• [Task]: Below are records; work out how many of their lines contain "gencat" and give only that number.

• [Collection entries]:

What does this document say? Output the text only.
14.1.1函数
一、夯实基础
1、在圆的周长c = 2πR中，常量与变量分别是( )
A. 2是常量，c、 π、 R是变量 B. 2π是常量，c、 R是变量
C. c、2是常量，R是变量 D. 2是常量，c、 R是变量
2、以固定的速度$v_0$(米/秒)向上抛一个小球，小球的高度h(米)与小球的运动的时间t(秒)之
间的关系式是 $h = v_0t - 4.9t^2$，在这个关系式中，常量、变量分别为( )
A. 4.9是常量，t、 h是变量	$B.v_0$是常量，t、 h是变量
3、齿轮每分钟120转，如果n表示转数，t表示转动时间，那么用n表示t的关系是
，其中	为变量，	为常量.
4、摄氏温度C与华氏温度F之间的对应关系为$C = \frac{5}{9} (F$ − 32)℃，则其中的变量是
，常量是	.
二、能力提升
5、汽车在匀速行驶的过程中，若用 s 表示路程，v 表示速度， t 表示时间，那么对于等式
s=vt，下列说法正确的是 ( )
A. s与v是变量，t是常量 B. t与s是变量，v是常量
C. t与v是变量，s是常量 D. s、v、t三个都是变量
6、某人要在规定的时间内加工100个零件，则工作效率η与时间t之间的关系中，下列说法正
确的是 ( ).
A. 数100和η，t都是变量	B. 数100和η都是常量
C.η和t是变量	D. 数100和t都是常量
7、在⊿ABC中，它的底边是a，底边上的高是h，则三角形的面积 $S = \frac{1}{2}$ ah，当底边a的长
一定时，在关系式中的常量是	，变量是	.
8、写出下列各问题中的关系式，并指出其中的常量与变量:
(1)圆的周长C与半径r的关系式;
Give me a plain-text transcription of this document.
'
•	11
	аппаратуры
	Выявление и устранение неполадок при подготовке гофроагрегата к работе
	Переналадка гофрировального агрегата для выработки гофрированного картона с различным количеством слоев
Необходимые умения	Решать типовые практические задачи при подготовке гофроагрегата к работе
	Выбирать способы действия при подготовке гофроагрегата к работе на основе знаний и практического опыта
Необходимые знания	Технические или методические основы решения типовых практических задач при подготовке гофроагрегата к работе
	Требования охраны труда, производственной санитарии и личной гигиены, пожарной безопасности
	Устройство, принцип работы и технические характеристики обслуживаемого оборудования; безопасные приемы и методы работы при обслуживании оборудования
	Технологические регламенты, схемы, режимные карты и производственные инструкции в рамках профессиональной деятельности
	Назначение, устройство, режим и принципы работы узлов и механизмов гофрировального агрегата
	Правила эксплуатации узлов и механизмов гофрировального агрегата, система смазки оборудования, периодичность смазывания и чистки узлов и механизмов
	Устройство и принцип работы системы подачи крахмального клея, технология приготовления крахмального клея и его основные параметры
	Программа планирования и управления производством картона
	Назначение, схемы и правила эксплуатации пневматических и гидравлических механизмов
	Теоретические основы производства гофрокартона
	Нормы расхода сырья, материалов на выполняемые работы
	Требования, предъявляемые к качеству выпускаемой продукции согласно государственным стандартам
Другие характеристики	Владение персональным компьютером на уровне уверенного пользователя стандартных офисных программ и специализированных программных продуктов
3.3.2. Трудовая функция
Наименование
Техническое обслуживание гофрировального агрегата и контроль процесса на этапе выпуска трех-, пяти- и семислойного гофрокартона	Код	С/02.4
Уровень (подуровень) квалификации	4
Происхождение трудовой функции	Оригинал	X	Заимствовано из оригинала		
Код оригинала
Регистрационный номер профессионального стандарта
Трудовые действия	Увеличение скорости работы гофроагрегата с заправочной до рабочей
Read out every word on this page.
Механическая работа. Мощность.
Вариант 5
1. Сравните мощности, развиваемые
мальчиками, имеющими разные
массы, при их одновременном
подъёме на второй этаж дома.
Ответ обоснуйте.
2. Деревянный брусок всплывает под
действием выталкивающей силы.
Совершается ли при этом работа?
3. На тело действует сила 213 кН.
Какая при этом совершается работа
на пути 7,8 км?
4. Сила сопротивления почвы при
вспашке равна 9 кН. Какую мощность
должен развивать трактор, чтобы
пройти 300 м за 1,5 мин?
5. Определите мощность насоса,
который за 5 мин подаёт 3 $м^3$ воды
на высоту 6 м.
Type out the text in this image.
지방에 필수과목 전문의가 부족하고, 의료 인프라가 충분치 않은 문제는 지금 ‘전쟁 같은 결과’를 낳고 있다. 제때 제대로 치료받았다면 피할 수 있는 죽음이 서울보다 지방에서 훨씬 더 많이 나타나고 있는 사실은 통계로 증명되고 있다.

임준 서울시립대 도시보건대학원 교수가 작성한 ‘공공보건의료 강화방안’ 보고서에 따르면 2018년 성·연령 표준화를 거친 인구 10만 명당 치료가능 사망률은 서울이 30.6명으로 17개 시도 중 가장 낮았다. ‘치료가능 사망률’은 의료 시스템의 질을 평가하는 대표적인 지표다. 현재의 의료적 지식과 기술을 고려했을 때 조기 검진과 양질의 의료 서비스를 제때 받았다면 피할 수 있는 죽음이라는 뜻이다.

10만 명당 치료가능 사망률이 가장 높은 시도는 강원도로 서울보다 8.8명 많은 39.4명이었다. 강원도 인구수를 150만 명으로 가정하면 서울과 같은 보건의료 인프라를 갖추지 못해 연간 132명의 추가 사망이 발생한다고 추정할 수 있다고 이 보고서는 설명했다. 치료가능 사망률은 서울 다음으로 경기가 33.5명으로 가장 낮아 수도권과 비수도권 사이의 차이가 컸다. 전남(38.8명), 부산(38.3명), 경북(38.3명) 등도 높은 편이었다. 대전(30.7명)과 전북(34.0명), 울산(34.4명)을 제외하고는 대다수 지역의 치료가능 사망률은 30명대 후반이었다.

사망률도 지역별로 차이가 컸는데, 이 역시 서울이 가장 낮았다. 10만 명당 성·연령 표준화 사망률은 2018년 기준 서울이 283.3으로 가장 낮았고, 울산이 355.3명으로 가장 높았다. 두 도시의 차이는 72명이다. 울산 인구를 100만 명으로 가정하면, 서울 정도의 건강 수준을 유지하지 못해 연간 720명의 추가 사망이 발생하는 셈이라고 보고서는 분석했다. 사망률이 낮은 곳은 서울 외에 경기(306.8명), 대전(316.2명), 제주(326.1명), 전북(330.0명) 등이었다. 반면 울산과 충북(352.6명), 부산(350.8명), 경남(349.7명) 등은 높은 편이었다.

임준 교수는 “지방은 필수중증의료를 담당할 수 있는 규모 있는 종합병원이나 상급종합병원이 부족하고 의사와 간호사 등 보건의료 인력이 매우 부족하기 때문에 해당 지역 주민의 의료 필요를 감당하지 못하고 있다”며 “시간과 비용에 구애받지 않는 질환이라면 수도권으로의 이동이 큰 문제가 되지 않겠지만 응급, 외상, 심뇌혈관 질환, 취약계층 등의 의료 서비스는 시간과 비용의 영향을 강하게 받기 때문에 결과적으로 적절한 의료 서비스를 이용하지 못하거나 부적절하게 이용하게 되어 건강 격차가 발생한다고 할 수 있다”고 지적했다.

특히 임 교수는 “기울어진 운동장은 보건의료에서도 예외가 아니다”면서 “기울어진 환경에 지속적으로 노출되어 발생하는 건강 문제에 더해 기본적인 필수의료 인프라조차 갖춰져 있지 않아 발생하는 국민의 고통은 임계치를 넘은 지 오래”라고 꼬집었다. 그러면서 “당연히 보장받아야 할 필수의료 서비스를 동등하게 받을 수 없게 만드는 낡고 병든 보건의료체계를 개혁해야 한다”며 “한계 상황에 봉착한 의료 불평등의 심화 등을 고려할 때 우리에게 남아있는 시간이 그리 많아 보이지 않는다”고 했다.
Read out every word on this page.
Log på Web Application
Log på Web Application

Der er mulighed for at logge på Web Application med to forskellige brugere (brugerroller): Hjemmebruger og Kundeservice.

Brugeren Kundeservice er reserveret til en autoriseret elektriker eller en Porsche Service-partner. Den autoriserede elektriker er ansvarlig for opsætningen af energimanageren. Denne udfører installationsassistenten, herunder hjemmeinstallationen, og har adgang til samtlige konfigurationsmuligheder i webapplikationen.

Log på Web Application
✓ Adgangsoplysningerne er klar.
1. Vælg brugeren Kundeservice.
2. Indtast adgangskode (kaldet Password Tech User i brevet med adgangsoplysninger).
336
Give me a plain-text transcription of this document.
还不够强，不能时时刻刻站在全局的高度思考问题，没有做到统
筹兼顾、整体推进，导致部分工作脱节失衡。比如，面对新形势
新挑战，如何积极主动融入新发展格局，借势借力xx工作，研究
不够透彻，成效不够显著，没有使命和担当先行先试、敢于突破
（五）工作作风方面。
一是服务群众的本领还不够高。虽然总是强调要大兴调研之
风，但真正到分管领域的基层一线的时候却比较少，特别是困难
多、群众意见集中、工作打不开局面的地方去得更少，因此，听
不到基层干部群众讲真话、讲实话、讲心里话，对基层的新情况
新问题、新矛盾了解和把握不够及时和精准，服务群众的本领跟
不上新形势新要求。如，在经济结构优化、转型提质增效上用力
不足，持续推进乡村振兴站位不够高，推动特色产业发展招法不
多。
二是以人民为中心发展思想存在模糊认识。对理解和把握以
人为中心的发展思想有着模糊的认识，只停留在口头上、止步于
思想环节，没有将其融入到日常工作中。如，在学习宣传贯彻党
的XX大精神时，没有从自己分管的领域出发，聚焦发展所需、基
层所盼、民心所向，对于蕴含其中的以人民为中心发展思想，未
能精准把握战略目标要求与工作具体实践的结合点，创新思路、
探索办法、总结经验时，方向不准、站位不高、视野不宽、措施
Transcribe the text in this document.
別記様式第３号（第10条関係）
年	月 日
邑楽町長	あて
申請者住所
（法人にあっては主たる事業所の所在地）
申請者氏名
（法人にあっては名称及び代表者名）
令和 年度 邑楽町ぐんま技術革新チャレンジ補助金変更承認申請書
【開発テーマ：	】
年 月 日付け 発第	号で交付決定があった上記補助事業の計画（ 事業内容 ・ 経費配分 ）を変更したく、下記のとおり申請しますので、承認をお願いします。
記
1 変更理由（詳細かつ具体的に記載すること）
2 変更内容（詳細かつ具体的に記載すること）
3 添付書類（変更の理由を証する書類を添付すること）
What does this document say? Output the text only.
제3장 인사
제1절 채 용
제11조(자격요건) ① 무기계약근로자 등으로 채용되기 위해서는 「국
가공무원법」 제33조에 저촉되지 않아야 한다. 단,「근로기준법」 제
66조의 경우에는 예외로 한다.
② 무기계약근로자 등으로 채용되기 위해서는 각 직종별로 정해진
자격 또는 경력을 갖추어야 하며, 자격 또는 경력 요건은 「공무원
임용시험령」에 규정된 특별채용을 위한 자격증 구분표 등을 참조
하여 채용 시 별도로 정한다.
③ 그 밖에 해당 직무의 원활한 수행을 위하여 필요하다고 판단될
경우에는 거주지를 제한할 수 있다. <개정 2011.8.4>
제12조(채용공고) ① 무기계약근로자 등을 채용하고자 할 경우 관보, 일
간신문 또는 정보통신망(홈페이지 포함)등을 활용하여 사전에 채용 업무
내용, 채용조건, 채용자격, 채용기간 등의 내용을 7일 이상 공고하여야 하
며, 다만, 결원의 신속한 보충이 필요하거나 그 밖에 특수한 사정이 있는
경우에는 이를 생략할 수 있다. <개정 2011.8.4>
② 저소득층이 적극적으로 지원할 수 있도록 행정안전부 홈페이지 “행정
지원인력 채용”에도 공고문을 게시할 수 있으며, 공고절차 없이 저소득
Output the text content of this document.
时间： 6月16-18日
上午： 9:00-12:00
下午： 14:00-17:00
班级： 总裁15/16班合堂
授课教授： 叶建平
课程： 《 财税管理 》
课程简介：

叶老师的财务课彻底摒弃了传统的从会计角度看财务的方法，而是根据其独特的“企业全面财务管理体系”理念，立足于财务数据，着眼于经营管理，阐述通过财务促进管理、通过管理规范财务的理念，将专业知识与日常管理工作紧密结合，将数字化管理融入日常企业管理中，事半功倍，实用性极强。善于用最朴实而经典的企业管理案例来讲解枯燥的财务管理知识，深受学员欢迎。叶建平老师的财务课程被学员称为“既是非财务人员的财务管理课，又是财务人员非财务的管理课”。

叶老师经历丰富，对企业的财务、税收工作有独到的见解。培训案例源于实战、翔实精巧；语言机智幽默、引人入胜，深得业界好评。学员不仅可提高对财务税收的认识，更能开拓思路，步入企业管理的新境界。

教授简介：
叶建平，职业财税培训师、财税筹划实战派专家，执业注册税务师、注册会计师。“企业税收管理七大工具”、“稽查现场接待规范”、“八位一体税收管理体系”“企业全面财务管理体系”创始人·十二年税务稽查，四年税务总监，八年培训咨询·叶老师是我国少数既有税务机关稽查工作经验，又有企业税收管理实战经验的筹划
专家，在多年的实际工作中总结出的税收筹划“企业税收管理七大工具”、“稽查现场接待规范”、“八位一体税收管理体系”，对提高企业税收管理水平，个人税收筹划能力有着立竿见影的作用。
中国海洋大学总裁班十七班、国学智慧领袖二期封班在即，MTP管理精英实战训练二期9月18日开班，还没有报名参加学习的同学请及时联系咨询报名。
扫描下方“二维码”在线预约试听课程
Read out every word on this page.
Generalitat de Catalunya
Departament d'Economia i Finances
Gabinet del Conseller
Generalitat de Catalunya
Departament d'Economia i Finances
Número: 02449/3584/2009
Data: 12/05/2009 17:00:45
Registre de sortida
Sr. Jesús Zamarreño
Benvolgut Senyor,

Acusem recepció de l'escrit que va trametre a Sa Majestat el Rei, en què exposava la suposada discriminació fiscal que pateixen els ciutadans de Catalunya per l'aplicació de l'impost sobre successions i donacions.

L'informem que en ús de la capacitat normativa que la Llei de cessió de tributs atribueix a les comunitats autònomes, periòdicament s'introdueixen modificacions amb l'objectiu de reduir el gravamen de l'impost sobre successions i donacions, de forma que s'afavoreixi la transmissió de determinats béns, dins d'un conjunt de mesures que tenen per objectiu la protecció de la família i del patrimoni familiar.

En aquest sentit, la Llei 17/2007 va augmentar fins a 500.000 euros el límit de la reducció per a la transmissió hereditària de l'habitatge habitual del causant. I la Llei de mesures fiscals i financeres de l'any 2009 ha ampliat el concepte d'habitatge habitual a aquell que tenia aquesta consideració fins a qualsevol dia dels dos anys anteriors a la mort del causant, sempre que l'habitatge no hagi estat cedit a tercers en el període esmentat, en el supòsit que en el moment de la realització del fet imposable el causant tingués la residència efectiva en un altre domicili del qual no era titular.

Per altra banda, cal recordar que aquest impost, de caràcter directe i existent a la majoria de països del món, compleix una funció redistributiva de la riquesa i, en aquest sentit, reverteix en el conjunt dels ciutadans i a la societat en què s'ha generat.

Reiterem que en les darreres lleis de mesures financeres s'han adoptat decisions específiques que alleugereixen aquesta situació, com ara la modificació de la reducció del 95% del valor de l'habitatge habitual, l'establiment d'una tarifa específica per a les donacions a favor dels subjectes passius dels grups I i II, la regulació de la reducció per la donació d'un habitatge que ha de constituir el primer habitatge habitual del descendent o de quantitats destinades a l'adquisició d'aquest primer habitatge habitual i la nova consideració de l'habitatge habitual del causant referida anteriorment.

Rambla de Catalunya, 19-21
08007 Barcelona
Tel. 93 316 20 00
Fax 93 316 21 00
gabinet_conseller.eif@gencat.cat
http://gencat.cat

• [Finished task]: 2